Aim of the exercise -
Rewrite the part of the records that opens with the line containing "Find all labels, buttons, inputs, and" and closes with the line containing "reply-button[interactable]: Reply [175, 647, 197, 659]", changing "thumbs-down-icon" to "dislike-icon" and keeping everything else the same. Leave the pictures out.

Data to process -

^^^^

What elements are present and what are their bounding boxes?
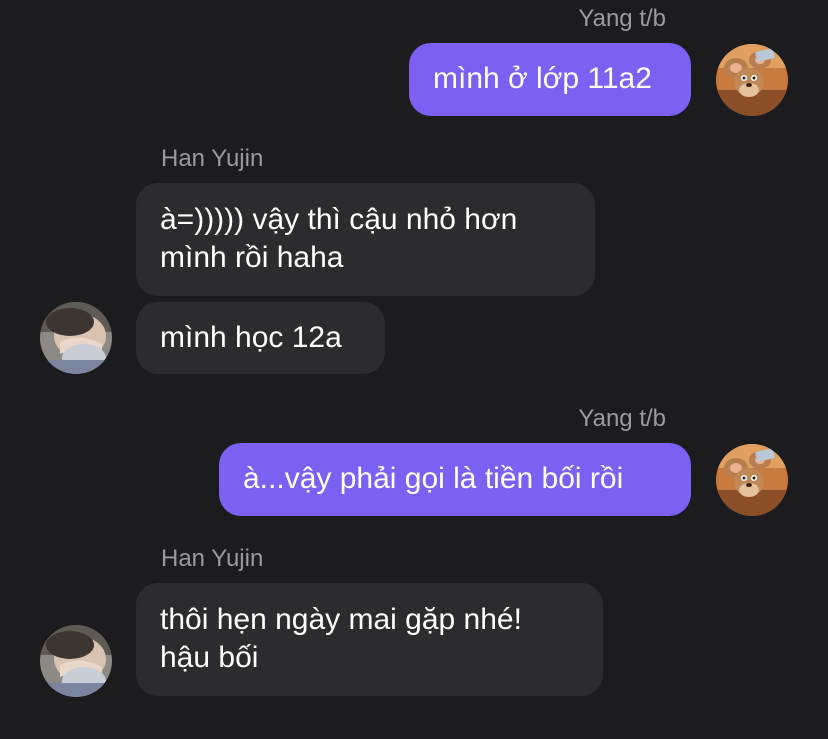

^^^^

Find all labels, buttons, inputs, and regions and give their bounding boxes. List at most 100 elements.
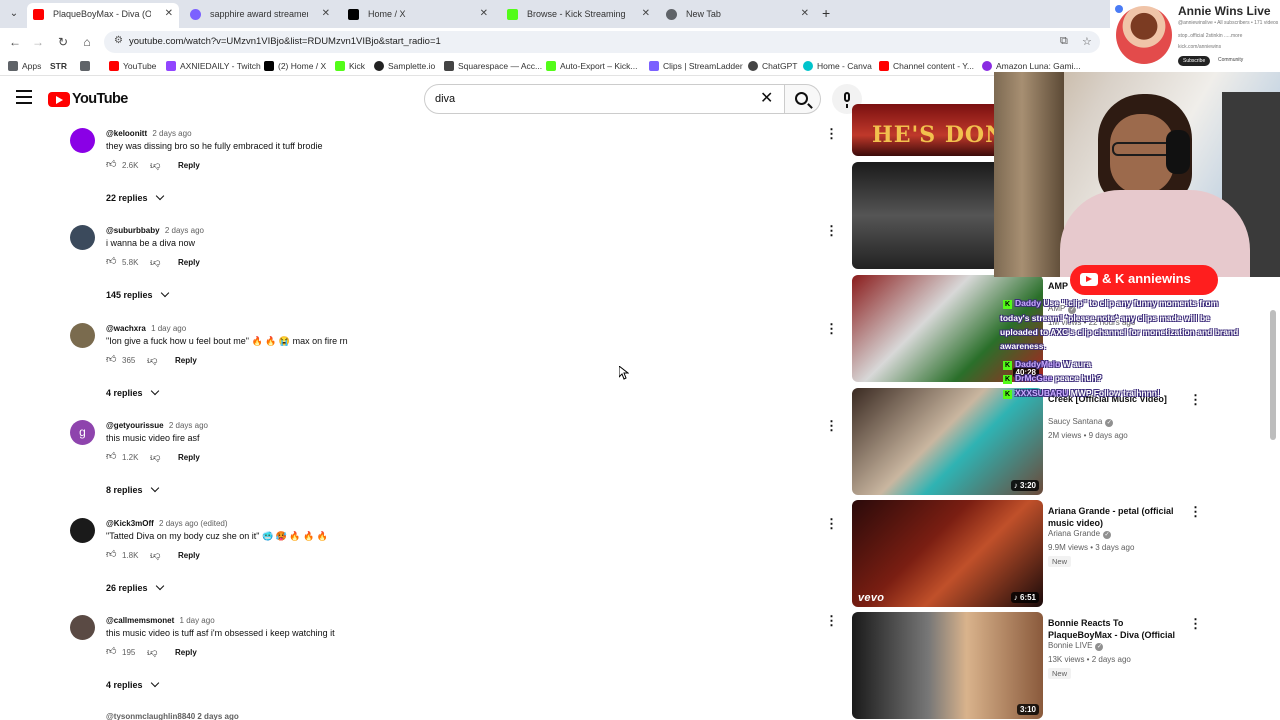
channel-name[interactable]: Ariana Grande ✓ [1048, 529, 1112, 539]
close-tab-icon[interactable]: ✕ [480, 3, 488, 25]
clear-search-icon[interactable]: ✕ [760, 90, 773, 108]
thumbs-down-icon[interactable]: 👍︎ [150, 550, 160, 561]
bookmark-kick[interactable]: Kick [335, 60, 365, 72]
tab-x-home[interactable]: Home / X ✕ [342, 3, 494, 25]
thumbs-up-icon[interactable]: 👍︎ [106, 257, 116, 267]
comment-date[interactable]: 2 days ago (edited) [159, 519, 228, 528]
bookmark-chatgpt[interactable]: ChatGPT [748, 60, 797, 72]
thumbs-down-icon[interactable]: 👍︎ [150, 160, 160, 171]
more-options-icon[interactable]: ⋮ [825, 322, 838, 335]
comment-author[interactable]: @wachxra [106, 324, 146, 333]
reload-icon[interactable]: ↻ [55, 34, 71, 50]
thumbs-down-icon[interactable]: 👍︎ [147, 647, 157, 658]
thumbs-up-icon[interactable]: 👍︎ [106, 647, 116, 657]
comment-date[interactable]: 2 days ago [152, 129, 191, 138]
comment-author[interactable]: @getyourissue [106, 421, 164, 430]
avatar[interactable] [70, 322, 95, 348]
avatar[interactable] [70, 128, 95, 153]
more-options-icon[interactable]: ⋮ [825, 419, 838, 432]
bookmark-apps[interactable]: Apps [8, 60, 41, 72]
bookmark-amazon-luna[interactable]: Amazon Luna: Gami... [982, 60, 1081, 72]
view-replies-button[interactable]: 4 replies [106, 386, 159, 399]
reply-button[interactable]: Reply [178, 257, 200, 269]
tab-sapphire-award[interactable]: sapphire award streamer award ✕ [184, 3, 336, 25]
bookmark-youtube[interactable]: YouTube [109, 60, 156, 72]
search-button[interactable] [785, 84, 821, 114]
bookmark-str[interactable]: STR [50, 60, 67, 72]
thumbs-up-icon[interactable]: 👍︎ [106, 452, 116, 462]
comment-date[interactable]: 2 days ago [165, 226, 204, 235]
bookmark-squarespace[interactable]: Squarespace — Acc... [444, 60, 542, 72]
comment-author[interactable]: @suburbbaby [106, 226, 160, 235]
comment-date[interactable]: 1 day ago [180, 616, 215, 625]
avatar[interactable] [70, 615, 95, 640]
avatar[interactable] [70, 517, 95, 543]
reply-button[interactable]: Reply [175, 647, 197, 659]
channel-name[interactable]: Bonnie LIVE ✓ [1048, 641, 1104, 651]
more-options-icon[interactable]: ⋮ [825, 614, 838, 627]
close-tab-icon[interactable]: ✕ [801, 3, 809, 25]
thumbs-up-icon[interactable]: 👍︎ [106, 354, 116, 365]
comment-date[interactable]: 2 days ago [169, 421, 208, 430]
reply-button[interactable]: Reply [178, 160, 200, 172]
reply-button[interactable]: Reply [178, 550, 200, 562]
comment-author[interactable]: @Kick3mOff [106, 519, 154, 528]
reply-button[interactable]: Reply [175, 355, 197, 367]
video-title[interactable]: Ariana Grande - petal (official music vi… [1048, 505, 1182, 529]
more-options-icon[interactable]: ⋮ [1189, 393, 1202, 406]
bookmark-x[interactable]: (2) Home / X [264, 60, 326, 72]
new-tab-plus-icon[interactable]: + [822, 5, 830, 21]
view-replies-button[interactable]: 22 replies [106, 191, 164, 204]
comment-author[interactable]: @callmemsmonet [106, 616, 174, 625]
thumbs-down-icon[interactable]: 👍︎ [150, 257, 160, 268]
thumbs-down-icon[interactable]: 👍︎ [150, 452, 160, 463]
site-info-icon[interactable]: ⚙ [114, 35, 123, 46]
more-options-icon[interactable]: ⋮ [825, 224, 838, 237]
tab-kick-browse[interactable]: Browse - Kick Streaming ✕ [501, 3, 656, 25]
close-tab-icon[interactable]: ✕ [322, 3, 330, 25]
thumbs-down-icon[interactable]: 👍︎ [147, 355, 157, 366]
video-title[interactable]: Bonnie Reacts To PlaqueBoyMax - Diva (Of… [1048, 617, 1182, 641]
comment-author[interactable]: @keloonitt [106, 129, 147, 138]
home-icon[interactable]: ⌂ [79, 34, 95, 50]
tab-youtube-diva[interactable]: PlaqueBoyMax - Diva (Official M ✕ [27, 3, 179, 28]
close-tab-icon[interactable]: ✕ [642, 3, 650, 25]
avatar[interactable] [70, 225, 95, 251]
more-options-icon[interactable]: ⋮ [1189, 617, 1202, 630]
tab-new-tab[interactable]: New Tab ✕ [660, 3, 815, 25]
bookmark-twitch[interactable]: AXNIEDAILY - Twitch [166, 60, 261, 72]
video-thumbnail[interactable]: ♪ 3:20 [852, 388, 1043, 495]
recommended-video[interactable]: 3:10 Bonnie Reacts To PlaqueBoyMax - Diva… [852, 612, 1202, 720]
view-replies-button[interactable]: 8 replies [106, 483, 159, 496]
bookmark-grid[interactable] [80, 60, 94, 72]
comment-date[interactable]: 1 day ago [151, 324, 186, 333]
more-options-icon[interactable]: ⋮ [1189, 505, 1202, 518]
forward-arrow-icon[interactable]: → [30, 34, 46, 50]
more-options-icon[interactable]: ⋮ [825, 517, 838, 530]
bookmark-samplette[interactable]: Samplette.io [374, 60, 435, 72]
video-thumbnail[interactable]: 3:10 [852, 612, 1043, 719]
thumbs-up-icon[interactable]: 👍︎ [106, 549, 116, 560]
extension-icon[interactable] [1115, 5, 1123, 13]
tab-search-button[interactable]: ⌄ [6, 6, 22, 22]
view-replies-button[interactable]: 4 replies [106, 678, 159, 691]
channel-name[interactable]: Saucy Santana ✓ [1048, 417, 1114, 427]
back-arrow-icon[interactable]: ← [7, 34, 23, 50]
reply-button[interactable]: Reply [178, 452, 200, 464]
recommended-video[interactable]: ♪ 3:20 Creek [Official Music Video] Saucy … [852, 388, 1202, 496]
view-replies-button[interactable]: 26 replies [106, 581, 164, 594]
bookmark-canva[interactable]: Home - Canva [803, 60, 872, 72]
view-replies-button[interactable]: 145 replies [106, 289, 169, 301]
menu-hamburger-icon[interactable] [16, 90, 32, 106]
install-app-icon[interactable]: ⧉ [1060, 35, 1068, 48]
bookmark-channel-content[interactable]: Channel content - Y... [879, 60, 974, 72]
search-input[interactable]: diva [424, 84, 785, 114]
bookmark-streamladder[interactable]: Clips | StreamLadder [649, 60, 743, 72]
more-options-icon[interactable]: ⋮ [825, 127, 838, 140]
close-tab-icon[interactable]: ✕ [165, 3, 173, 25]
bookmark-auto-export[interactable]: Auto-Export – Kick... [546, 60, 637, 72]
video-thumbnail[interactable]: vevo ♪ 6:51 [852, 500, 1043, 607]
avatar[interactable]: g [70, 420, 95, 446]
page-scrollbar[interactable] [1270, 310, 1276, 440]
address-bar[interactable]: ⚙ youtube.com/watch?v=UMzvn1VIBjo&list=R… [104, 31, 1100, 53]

^^^^

The solution -
Find all labels, buttons, inputs, and regions and give their bounding boxes. List at most 100 elements.
channel-name[interactable]: Ariana Grande ✓ [1048, 529, 1112, 539]
close-tab-icon[interactable]: ✕ [480, 3, 488, 25]
clear-search-icon[interactable]: ✕ [760, 90, 773, 108]
dislike-icon[interactable]: 👍︎ [150, 550, 160, 561]
bookmark-kick[interactable]: Kick [335, 60, 365, 72]
tab-x-home[interactable]: Home / X ✕ [342, 3, 494, 25]
thumbs-up-icon[interactable]: 👍︎ [106, 257, 116, 267]
comment-date[interactable]: 2 days ago (edited) [159, 519, 228, 528]
bookmark-chatgpt[interactable]: ChatGPT [748, 60, 797, 72]
dislike-icon[interactable]: 👍︎ [150, 160, 160, 171]
more-options-icon[interactable]: ⋮ [825, 322, 838, 335]
comment-author[interactable]: @wachxra [106, 324, 146, 333]
reload-icon[interactable]: ↻ [55, 34, 71, 50]
dislike-icon[interactable]: 👍︎ [147, 647, 157, 658]
thumbs-up-icon[interactable]: 👍︎ [106, 647, 116, 657]
comment-date[interactable]: 2 days ago [152, 129, 191, 138]
comment-author[interactable]: @getyourissue [106, 421, 164, 430]
avatar[interactable] [70, 322, 95, 348]
avatar[interactable] [70, 128, 95, 153]
more-options-icon[interactable]: ⋮ [825, 419, 838, 432]
bookmark-apps[interactable]: Apps [8, 60, 41, 72]
bookmark-amazon-luna[interactable]: Amazon Luna: Gami... [982, 60, 1081, 72]
view-replies-button[interactable]: 4 replies [106, 386, 159, 399]
reply-button[interactable]: Reply [178, 257, 200, 269]
tab-sapphire-award[interactable]: sapphire award streamer award ✕ [184, 3, 336, 25]
bookmark-youtube[interactable]: YouTube [109, 60, 156, 72]
search-button[interactable] [785, 84, 821, 114]
bookmark-str[interactable]: STR [50, 60, 67, 72]
thumbs-up-icon[interactable]: 👍︎ [106, 452, 116, 462]
comment-date[interactable]: 2 days ago [165, 226, 204, 235]
bookmark-squarespace[interactable]: Squarespace — Acc... [444, 60, 542, 72]
comment-author[interactable]: @suburbbaby [106, 226, 160, 235]
comment-date[interactable]: 1 day ago [180, 616, 215, 625]
avatar[interactable] [70, 615, 95, 640]
avatar[interactable] [70, 517, 95, 543]
reply-button[interactable]: Reply [175, 647, 197, 659]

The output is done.